**Task prompt**
Reproduce all the entries exactly and keep the pictures out.

>> START Dataset

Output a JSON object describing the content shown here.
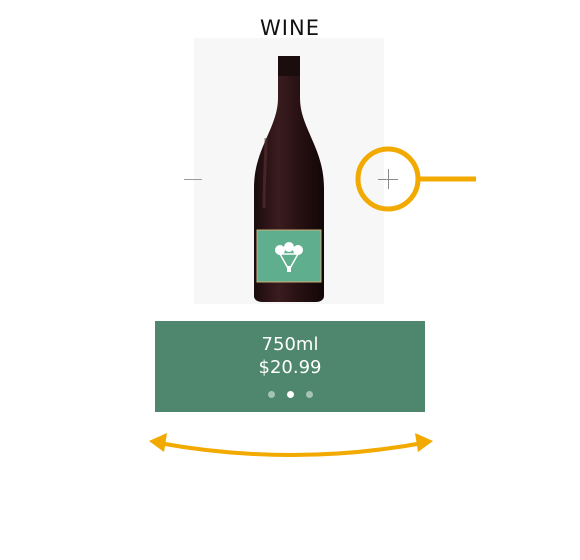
{
  "product": {
    "category_title": "WINE",
    "volume": "750ml",
    "price": "$20.99",
    "image": "wine-bottle"
  },
  "carousel": {
    "count": 3,
    "active_index": 1
  },
  "colors": {
    "panel": "#4e866e",
    "accent": "#f2a900",
    "bottle": "#2b1416",
    "label": "#5fae8e"
  },
  "icons": {
    "decrease": "minus-icon",
    "increase": "plus-icon",
    "callout": "highlight-circle-icon",
    "swipe": "double-arrow-icon"
  }
}
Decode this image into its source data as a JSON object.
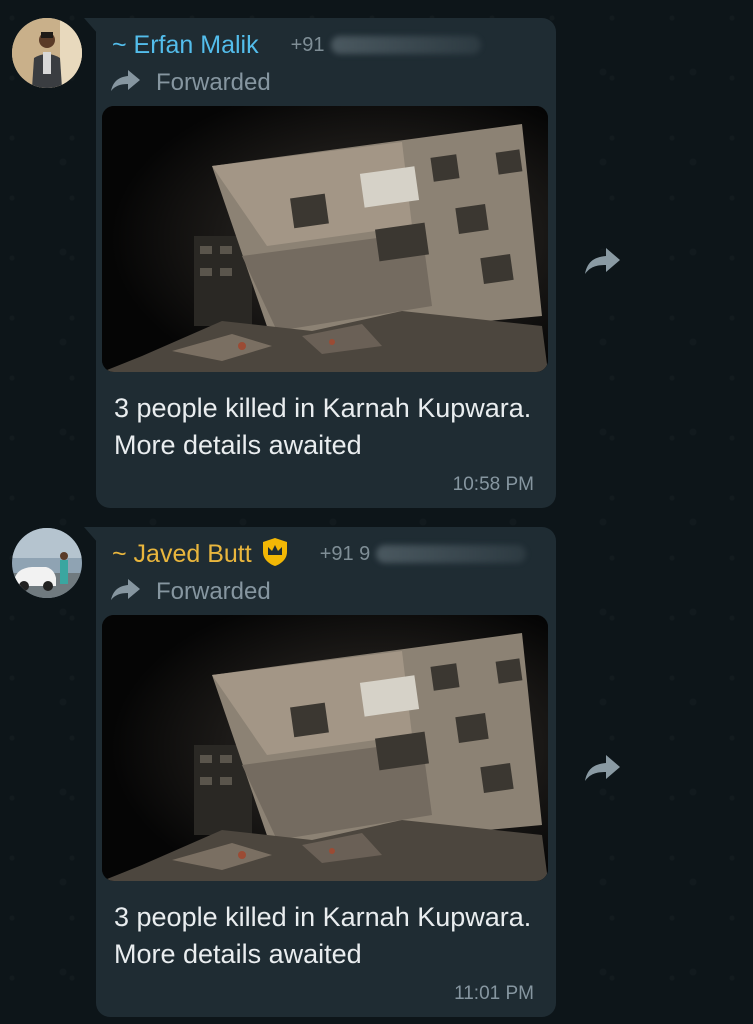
{
  "messages": [
    {
      "sender": "~ Erfan Malik",
      "sender_color": "#53bdeb",
      "phone_visible": "+91",
      "forwarded_label": "Forwarded",
      "caption": "3 people killed in Karnah Kupwara. More details awaited",
      "time": "10:58 PM",
      "has_badge": false
    },
    {
      "sender": "~ Javed Butt",
      "sender_color": "#e9b63d",
      "phone_visible": "+91 9",
      "forwarded_label": "Forwarded",
      "caption": "3 people killed in Karnah Kupwara. More details awaited",
      "time": "11:01 PM",
      "has_badge": true
    }
  ],
  "colors": {
    "background": "#0d1519",
    "bubble": "#1f2c33",
    "caption_text": "#e9edef",
    "meta_text": "#8696a0",
    "badge": "#f2b705"
  },
  "icons": {
    "forwarded": "forward-arrow-icon",
    "share": "share-forward-icon",
    "badge": "crown-shield-icon"
  }
}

>> END Dataset

**Expected answer**
Output a JSON object describing the content shown here.
{
  "product": {
    "category_title": "WINE",
    "volume": "750ml",
    "price": "$20.99",
    "image": "wine-bottle"
  },
  "carousel": {
    "count": 3,
    "active_index": 1
  },
  "colors": {
    "panel": "#4e866e",
    "accent": "#f2a900",
    "bottle": "#2b1416",
    "label": "#5fae8e"
  },
  "icons": {
    "decrease": "minus-icon",
    "increase": "plus-icon",
    "callout": "highlight-circle-icon",
    "swipe": "double-arrow-icon"
  }
}
Decode this image into its source data as a JSON object.
{
  "messages": [
    {
      "sender": "~ Erfan Malik",
      "sender_color": "#53bdeb",
      "phone_visible": "+91",
      "forwarded_label": "Forwarded",
      "caption": "3 people killed in Karnah Kupwara. More details awaited",
      "time": "10:58 PM",
      "has_badge": false
    },
    {
      "sender": "~ Javed Butt",
      "sender_color": "#e9b63d",
      "phone_visible": "+91 9",
      "forwarded_label": "Forwarded",
      "caption": "3 people killed in Karnah Kupwara. More details awaited",
      "time": "11:01 PM",
      "has_badge": true
    }
  ],
  "colors": {
    "background": "#0d1519",
    "bubble": "#1f2c33",
    "caption_text": "#e9edef",
    "meta_text": "#8696a0",
    "badge": "#f2b705"
  },
  "icons": {
    "forwarded": "forward-arrow-icon",
    "share": "share-forward-icon",
    "badge": "crown-shield-icon"
  }
}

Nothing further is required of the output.